TASK:
From the entries provided below, copy each line that contains the word "Enforce".

Dataset rows about figures
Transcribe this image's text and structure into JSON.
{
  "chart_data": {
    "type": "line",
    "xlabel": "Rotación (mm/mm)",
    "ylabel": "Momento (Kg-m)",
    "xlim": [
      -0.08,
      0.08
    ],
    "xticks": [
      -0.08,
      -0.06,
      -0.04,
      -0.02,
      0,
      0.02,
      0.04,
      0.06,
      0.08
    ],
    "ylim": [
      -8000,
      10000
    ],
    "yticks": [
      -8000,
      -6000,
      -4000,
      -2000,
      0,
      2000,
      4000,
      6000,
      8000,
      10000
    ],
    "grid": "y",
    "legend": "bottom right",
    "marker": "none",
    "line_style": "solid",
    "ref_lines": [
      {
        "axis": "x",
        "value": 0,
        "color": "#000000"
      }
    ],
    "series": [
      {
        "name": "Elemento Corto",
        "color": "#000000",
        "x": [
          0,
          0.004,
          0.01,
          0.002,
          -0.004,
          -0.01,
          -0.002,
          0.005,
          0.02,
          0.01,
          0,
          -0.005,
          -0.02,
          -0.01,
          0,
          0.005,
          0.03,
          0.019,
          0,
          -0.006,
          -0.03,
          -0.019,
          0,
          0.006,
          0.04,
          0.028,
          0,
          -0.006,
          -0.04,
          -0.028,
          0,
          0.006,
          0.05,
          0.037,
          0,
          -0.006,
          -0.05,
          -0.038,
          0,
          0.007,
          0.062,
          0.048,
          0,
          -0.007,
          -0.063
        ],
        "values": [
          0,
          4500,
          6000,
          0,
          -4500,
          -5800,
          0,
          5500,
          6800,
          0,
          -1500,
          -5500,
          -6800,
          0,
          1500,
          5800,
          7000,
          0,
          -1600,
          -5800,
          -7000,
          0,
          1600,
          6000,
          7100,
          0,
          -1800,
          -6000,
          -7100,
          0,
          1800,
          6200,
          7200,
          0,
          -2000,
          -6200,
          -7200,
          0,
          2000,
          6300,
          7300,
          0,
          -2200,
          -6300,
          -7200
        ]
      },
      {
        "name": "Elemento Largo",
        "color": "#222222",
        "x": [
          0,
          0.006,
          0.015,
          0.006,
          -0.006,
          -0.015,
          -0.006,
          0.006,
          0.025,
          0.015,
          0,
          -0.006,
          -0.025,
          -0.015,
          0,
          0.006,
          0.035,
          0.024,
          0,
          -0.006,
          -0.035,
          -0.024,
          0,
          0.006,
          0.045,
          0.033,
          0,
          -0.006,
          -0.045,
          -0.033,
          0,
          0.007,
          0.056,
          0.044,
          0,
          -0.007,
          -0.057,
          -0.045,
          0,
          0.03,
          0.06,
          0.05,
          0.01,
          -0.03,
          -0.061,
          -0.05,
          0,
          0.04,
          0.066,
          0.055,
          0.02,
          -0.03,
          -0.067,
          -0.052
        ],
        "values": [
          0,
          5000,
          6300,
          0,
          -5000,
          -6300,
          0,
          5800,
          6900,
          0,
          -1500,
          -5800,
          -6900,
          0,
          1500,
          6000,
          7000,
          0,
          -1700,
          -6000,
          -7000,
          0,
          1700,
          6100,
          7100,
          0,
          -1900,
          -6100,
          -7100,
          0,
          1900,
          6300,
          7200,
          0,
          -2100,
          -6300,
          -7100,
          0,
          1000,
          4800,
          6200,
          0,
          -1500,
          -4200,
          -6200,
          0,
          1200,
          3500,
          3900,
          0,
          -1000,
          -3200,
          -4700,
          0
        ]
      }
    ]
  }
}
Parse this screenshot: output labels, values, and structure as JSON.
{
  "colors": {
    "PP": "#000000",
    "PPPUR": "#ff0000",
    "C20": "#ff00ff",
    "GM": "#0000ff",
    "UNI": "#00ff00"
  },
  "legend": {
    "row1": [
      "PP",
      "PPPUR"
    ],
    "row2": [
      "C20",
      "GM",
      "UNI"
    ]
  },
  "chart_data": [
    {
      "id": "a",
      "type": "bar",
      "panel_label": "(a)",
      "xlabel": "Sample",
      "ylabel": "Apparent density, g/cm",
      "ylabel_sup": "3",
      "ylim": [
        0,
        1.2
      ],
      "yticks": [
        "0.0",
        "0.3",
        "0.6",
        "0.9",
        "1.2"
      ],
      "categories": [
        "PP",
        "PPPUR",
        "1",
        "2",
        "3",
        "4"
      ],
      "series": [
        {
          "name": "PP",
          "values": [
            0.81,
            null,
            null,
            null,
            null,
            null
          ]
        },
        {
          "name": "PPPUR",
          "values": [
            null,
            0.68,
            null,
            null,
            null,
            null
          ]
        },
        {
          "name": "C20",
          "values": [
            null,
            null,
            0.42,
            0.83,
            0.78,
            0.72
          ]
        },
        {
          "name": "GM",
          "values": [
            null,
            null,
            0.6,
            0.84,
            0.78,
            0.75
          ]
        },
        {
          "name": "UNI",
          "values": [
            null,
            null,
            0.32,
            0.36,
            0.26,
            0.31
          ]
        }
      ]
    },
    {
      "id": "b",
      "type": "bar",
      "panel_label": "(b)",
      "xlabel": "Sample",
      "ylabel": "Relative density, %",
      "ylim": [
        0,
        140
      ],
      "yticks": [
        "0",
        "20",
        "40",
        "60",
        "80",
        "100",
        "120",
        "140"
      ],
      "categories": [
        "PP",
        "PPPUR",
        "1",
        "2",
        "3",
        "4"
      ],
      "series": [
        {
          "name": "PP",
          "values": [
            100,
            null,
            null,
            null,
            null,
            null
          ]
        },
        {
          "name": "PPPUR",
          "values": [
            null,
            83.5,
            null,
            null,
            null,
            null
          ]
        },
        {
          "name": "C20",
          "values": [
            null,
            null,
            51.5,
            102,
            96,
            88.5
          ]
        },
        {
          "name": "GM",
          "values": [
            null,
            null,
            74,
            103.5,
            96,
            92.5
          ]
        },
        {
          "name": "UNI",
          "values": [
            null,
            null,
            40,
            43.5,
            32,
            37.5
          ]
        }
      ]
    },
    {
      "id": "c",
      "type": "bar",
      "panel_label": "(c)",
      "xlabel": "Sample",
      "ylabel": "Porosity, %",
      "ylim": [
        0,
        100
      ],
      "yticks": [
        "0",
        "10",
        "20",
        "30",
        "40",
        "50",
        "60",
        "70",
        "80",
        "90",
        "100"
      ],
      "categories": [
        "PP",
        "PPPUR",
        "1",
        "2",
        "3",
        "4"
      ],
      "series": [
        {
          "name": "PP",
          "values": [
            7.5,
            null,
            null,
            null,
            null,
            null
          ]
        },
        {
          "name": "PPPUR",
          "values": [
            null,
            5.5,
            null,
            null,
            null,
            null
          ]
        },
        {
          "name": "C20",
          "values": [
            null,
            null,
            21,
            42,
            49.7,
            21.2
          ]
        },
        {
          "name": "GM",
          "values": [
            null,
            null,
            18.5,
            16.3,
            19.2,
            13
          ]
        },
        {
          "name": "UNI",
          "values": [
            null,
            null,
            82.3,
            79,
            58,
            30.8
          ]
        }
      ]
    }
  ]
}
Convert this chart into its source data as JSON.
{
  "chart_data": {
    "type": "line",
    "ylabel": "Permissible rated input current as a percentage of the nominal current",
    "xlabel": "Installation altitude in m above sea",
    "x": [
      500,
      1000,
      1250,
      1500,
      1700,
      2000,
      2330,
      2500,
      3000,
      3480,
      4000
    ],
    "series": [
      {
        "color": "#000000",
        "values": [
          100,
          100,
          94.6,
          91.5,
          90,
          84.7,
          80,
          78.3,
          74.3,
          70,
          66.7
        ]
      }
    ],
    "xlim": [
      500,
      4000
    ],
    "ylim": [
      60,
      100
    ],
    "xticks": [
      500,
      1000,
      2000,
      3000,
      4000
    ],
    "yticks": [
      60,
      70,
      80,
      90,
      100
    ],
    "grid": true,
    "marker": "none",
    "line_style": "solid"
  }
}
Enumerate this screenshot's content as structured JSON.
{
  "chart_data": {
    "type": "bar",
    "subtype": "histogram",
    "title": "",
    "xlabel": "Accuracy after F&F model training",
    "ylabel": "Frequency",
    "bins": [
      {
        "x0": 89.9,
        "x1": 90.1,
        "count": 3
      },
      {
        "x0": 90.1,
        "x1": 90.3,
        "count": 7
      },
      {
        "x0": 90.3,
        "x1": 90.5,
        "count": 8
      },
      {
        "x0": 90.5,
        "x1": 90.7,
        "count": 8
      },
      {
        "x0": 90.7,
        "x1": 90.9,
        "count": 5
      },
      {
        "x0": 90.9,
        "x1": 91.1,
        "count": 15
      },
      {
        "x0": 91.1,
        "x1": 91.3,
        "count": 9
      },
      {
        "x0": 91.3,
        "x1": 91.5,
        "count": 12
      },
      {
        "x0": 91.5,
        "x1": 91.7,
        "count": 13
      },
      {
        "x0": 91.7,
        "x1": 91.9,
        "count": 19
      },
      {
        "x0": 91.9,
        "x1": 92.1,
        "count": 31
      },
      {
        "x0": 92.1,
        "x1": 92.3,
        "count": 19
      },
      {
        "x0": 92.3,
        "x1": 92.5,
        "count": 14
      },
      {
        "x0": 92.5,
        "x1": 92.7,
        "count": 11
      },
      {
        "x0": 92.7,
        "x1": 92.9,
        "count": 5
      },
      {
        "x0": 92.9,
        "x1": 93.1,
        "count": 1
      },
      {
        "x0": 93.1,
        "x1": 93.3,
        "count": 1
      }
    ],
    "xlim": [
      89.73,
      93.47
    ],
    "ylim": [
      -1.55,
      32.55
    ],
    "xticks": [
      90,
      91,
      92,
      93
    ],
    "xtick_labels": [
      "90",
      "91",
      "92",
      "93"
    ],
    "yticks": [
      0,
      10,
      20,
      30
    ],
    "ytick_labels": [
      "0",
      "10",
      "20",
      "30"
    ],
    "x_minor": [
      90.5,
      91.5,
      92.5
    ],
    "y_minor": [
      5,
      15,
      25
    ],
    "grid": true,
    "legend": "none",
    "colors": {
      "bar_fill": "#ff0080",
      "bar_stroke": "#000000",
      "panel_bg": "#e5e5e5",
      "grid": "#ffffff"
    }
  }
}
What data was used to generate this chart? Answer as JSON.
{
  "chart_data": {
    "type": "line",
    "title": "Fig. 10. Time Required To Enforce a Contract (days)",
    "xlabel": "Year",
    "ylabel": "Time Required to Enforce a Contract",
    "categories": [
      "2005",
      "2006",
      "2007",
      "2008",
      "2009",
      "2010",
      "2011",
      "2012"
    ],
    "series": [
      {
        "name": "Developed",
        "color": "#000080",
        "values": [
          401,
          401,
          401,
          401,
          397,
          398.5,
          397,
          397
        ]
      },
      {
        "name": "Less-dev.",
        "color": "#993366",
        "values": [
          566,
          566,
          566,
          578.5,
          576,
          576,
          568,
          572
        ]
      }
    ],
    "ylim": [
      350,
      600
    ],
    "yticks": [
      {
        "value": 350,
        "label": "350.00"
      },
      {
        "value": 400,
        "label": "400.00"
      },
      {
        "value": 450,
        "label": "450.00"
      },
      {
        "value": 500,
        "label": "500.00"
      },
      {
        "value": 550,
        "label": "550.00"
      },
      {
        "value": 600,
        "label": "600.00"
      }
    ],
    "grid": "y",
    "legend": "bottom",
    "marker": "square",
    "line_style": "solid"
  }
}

TASK ANSWER:
    "title": "Fig. 10. Time Required To Enforce a Contract (days)",
    "ylabel": "Time Required to Enforce a Contract",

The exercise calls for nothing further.